### TASK DETAILS
Give only the number of lines where "bevonatot" occurs.

[Figure dataset records]
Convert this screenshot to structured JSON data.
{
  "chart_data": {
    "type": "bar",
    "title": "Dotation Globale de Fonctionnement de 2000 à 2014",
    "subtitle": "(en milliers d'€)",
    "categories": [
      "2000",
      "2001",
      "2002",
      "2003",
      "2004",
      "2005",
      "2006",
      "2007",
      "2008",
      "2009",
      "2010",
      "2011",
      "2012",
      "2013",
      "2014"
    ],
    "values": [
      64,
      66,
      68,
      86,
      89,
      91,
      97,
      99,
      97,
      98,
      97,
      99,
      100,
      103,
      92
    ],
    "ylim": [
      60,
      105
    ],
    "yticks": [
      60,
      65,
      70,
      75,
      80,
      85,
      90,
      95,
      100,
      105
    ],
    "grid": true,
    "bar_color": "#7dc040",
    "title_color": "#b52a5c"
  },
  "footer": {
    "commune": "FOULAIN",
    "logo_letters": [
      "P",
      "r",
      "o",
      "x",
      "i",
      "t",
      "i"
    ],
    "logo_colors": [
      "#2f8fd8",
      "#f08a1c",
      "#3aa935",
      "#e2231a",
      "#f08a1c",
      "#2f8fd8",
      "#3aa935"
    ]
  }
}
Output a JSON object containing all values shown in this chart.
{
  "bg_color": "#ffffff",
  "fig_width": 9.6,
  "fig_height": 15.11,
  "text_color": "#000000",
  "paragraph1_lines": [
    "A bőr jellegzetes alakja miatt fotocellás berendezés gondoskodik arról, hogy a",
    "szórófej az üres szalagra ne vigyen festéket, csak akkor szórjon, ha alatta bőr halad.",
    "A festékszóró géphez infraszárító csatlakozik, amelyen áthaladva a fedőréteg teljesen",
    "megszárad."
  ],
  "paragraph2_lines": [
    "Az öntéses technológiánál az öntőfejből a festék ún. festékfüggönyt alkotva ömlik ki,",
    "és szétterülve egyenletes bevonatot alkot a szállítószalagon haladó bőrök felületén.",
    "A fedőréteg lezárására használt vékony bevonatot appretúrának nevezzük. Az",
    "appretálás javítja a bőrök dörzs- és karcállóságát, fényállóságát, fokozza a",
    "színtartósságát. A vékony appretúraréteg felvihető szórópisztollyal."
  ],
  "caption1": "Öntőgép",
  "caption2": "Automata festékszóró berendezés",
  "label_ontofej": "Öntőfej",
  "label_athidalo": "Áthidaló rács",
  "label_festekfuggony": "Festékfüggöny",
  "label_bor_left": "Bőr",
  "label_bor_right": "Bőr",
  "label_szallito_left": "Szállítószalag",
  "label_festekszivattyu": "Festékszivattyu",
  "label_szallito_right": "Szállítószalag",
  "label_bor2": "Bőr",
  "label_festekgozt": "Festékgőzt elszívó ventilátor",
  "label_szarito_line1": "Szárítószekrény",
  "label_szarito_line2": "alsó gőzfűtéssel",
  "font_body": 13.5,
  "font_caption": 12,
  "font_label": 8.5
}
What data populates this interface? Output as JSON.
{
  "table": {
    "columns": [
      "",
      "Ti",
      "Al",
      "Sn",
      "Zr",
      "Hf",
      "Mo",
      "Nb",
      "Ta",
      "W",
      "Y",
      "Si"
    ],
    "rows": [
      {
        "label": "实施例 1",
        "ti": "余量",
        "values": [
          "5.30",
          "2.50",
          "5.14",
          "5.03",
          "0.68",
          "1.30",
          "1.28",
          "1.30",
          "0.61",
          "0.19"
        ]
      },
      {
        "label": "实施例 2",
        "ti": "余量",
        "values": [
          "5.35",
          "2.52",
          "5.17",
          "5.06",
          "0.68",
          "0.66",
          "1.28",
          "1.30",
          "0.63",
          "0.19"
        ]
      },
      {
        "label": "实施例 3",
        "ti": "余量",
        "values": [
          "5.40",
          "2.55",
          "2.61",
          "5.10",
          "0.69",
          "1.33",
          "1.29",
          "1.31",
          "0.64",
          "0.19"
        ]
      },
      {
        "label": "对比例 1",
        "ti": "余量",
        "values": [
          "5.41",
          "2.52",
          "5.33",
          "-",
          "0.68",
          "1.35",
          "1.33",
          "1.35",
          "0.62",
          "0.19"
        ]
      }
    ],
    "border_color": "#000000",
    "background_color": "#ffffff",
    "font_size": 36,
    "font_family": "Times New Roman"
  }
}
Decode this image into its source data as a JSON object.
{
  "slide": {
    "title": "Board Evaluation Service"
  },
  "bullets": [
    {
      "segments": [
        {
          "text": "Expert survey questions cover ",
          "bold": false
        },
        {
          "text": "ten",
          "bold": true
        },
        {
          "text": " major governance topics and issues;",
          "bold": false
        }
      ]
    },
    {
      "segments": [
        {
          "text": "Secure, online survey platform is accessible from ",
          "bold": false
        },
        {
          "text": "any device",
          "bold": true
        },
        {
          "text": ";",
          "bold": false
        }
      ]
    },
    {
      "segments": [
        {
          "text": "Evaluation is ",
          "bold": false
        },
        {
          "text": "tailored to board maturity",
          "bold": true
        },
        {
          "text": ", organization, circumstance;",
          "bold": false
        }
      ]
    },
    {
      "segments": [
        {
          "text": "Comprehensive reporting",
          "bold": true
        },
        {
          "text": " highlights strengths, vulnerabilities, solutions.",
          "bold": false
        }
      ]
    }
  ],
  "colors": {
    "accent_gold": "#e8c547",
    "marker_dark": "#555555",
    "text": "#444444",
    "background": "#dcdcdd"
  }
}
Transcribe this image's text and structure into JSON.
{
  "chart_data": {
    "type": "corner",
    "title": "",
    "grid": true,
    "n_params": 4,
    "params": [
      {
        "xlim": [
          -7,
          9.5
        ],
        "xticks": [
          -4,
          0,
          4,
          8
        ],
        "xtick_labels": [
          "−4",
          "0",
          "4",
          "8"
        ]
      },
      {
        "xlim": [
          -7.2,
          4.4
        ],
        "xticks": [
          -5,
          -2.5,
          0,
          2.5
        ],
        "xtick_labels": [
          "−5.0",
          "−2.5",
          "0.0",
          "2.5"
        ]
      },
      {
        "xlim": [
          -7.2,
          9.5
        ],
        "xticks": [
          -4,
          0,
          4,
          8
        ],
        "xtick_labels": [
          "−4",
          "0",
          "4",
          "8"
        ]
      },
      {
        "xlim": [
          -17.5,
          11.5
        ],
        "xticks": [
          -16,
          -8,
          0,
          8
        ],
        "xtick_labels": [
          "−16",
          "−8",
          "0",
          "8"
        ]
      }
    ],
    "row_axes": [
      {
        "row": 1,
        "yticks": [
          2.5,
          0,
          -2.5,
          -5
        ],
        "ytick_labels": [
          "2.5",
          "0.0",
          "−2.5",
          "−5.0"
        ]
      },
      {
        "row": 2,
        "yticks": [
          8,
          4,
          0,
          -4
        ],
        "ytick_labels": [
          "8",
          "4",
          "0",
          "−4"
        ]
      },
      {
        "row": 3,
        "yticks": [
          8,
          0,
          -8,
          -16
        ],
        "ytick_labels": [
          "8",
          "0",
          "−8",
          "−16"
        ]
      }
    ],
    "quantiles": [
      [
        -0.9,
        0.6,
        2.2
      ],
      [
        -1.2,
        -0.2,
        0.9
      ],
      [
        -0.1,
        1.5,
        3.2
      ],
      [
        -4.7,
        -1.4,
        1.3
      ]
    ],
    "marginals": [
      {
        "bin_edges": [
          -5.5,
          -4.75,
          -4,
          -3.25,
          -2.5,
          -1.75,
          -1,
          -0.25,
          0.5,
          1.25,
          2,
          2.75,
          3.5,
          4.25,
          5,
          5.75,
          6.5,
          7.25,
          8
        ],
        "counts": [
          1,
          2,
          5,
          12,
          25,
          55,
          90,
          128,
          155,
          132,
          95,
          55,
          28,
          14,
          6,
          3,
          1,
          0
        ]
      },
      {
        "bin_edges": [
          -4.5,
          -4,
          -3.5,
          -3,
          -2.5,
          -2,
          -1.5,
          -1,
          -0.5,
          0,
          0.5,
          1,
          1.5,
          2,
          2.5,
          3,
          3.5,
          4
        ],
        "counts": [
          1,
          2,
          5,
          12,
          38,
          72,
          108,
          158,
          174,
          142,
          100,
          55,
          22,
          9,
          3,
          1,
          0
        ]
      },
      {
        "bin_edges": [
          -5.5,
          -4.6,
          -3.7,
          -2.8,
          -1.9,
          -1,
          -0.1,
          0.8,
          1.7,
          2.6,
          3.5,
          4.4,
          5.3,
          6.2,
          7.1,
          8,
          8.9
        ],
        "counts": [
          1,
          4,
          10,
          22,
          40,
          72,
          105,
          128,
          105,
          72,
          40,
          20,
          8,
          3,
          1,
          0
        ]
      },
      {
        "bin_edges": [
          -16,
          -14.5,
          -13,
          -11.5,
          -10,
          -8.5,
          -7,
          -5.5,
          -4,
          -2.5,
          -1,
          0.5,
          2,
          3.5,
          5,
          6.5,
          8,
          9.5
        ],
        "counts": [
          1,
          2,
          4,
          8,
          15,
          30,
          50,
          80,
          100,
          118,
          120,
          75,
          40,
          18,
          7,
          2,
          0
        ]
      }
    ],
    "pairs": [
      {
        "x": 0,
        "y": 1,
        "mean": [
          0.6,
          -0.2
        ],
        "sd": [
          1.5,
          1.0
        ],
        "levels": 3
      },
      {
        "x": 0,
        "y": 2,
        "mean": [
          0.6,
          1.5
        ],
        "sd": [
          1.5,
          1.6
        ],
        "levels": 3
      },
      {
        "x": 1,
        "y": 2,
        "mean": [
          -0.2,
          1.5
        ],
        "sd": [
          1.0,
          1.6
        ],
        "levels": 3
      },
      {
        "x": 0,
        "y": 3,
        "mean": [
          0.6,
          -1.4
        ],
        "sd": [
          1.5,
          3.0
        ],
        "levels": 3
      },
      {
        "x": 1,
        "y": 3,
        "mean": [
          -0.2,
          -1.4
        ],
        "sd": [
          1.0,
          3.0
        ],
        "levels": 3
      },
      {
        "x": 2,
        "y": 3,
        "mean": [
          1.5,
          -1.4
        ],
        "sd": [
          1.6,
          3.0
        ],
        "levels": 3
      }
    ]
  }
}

### TASK OUTPUT
2